■ **DOCUMENT PASSAGE**:
┄┄┄┄┄┄┄┄┄┄┄┄┄┄┄┄┄┄┄┄
Today's students are presented with a confusing perspective on writing that, on the one hand, defines the production of a written text as an act that simply transcribes thoughts and, on the other hand, defines writing as in and of itself an act of knowing. Teachers confound the student writer's schizophrenia by reinforcing the "product" approach to writing. Furthermore, because today's students are influenced and shaped by oral contexts, the emphasis of a print culture creates incredible stress and tension in the individual composer. Writing remains, however, the primary means of retaining self-conscious control over cognitive processes in a world of secondary orality. The act of writing is the process that enables inner speech and oral dialogue to synthesize. Writing becomes the means of structuring the spoken word so that it can recapture the authority it once had in primary oral cultures. The contrasts between oral and written media are central to the problems of teaching writing today. Students must be taught to use writing to explore and know about their own ideas and feelings. Students should see the process of revision as part of the writing-talking relationship. In the process of composing, students must come to realize how their inner speech naturally connects with the culture's general written record. Only then will the habit of private, inner speech, that in a highly literate culture is actually learned in earliest childhood, become a positive and useful way of maintaining individual perspective in a world of often disembodied oral voices. (HOD)
┄┄┄┄┄┄┄┄┄┄┄┄┄┄┄┄┄┄┄┄
■ **WHAT THE TASK ASKS**:
According to the passage on teaching writing, what does the act of writing enable to synthesize?

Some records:
┄┄┄┄┄┄┄┄┄┄┄┄┄┄┄┄┄┄┄┄
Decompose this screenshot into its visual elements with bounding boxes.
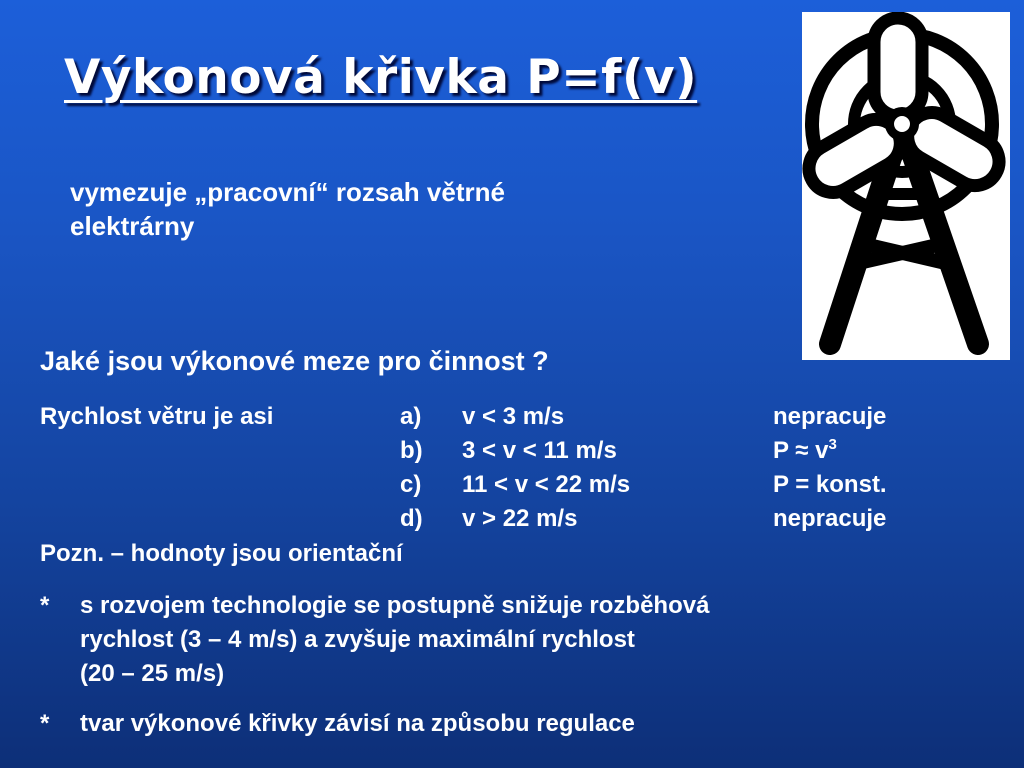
range-result — [773, 434, 837, 468]
range-result-text: P ≈ v — [773, 437, 829, 464]
range-result — [773, 400, 886, 434]
range-condition: v > 22 m/s — [462, 505, 578, 532]
range-result-text: nepracuje — [773, 505, 887, 532]
subtitle — [70, 175, 750, 243]
range-letter: d) — [400, 505, 423, 532]
range-letter: a) — [400, 403, 422, 430]
slide-title: Výkonová křivka P=f(v) — [64, 50, 698, 105]
speed-intro: Rychlost větru je asi — [40, 403, 274, 430]
bullet-line: tvar výkonové křivky závisí na způsobu regulace — [80, 710, 635, 737]
range-letter: b) — [400, 437, 423, 464]
subtitle-line-1: vymezuje „pracovní“ rozsah větrné — [70, 177, 505, 207]
bullet-line: rychlost (3 – 4 m/s) a zvyšuje maximální rychlost — [80, 626, 635, 653]
wind-turbine-icon — [802, 12, 1010, 360]
bullet-marker: * — [40, 592, 50, 619]
range-result-sup: 3 — [828, 436, 837, 453]
range-condition: v < 3 m/s — [462, 403, 565, 430]
bullet-text — [80, 589, 709, 691]
subtitle-line-2: elektrárny — [70, 211, 195, 241]
range-result-text: nepracuje — [773, 403, 887, 430]
question-heading: Jaké jsou výkonové meze pro činnost ? — [40, 346, 549, 376]
note: Pozn. – hodnoty jsou orientační — [40, 540, 403, 567]
range-result — [773, 468, 887, 502]
wind-turbine-logo — [802, 12, 1010, 360]
bullet-marker: * — [40, 710, 50, 737]
bullet-line: s rozvojem technologie se postupně snižuje rozběhová — [80, 592, 710, 619]
range-letter: c) — [400, 471, 422, 498]
range-condition: 11 < v < 22 m/s — [462, 471, 631, 498]
range-result — [773, 502, 886, 536]
bullet-line: (20 – 25 m/s) — [80, 660, 225, 687]
range-result-text: P = konst. — [773, 471, 887, 498]
bullet-text — [80, 707, 635, 741]
range-condition: 3 < v < 11 m/s — [462, 437, 617, 464]
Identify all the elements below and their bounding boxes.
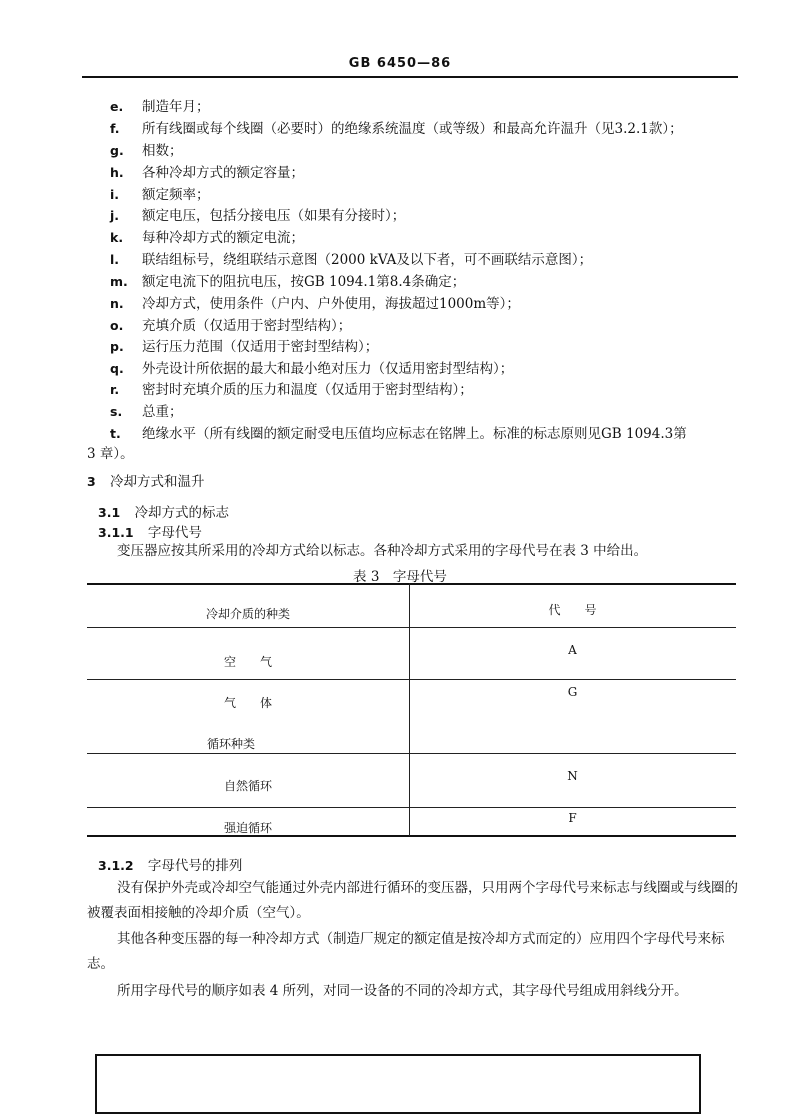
list-item [0, 294, 800, 314]
table-rule [87, 807, 736, 808]
table-cell: N [567, 769, 578, 783]
list-item-letter: r. [110, 382, 120, 397]
table-rule [87, 753, 736, 754]
list-item [0, 97, 800, 117]
paragraph: 所用字母代号的顺序如表 4 所列，对同一设备的不同的冷却方式，其字母代号组成用斜线分开。 [117, 983, 688, 999]
list-item-text: 每种冷却方式的额定电流； [142, 230, 304, 246]
list-item [0, 316, 800, 336]
table-cell: A [568, 643, 577, 657]
list-item-letter: n. [110, 296, 124, 311]
list-item [0, 414, 800, 442]
list-item-letter: q. [110, 361, 124, 376]
list-item [0, 250, 800, 270]
section-title: 字母代号的排列 [147, 858, 243, 874]
list-item-text: 额定电压，包括分接电压（如果有分接时）； [142, 208, 406, 224]
list-item-letter: t. [110, 426, 121, 441]
list-item-text: 外壳设计所依据的最大和最小绝对压力（仅适用密封型结构）； [142, 361, 514, 377]
list-item-text: 运行压力范围（仅适用于密封型结构）； [142, 339, 379, 355]
table-rule [87, 679, 736, 680]
list-item [0, 359, 800, 379]
list-item [0, 163, 800, 183]
table-cell: 循环种类 [207, 737, 256, 751]
list-item-text: 相数； [142, 143, 183, 159]
table-header-cell: 代 号 [548, 603, 597, 617]
section-title: 冷却方式的标志 [134, 505, 229, 521]
list-item-text: 各种冷却方式的额定容量； [142, 165, 304, 181]
list-item-text: 冷却方式，使用条件（户内、户外使用，海拔超过1000m等）； [142, 296, 520, 312]
list-item-letter: e. [110, 99, 124, 114]
document-header: GB 6450—86 [348, 56, 452, 71]
list-item-letter: f. [110, 121, 120, 136]
paragraph: 变压器应按其所采用的冷却方式给以标志。各种冷却方式采用的字母代号在表 3 中给出。 [117, 543, 648, 559]
table-4-frame [95, 1054, 701, 1114]
list-item [0, 141, 800, 161]
table-cell: 强迫循环 [223, 821, 272, 835]
list-item-text: 额定电流下的阻抗电压，按GB 1094.1第8.4条确定； [142, 274, 466, 290]
list-item-text: 总重； [142, 404, 183, 420]
table-rule [87, 627, 736, 628]
section-heading [87, 472, 205, 492]
section-number: 3.1 [98, 505, 121, 520]
section-title: 冷却方式和温升 [110, 474, 205, 490]
list-item-continuation: 3 章）。 [87, 446, 134, 462]
list-item [0, 228, 800, 248]
list-item-letter: m. [110, 274, 128, 289]
list-item-text: 密封时充填介质的压力和温度（仅适用于密封型结构）； [142, 382, 473, 398]
table-cell: 空 气 [223, 655, 272, 669]
list-item [0, 119, 800, 139]
table-cell: 气 体 [223, 696, 272, 710]
list-item [0, 337, 800, 357]
list-item-letter: o. [110, 318, 124, 333]
section-number: 3 [87, 474, 96, 489]
table-rule [87, 583, 736, 585]
list-item-text: 充填介质（仅适用于密封型结构）； [142, 318, 352, 334]
list-item-letter: g. [110, 143, 124, 158]
list-item-letter: l. [110, 252, 120, 267]
list-item-text: 制造年月； [142, 99, 210, 115]
list-item [0, 206, 800, 226]
list-item [0, 185, 800, 205]
header-rule [82, 76, 738, 78]
table-cell: F [568, 811, 577, 825]
section-number: 3.1.2 [98, 858, 134, 873]
table-cell: G [567, 685, 578, 699]
table-caption: 表 3 字母代号 [353, 569, 447, 585]
table-header-cell: 冷却介质的种类 [205, 607, 290, 621]
section-title: 字母代号 [147, 525, 202, 541]
list-item [0, 272, 800, 292]
subsection-heading [98, 503, 229, 523]
table-column-divider [409, 583, 410, 836]
list-item-letter: p. [110, 339, 124, 354]
table-cell: 自然循环 [223, 779, 272, 793]
paragraph: 没有保护外壳或冷却空气能通过外壳内部进行循环的变压器，只用两个字母代号来标志与线圈或与线圈的被覆表面相接触的冷却介质（空气）。 [87, 880, 738, 921]
list-item [0, 380, 800, 400]
list-item-text: 所有线圈或每个线圈（必要时）的绝缘系统温度（或等级）和最高允许温升（见3.2.1款）； [142, 121, 683, 137]
list-item-text: 绝缘水平（所有线圈的额定耐受电压值均应标志在铭牌上。标准的标志原则见GB 1094.3第 [142, 426, 687, 442]
list-item-letter: s. [110, 404, 123, 419]
list-item-letter: i. [110, 187, 120, 202]
subsection-heading [98, 856, 242, 876]
list-item-letter: j. [110, 208, 120, 223]
list-item-letter: k. [110, 230, 124, 245]
list-item-text: 额定频率； [142, 187, 210, 203]
list-item-letter: h. [110, 165, 124, 180]
paragraph: 其他各种变压器的每一种冷却方式（制造厂规定的额定值是按冷却方式而定的）应用四个字母代号来标志。 [87, 931, 725, 972]
list-item-text: 联结组标号，绕组联结示意图（2000 kVA及以下者，可不画联结示意图）； [142, 252, 593, 268]
section-number: 3.1.1 [98, 525, 134, 540]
┄┄┄┄┄┄┄┄┄┄┄┄┄┄┄┄┄┄┄┄
■ **ANSWER TO THIS PROBLEM**:
Inner speech and oral dialogue.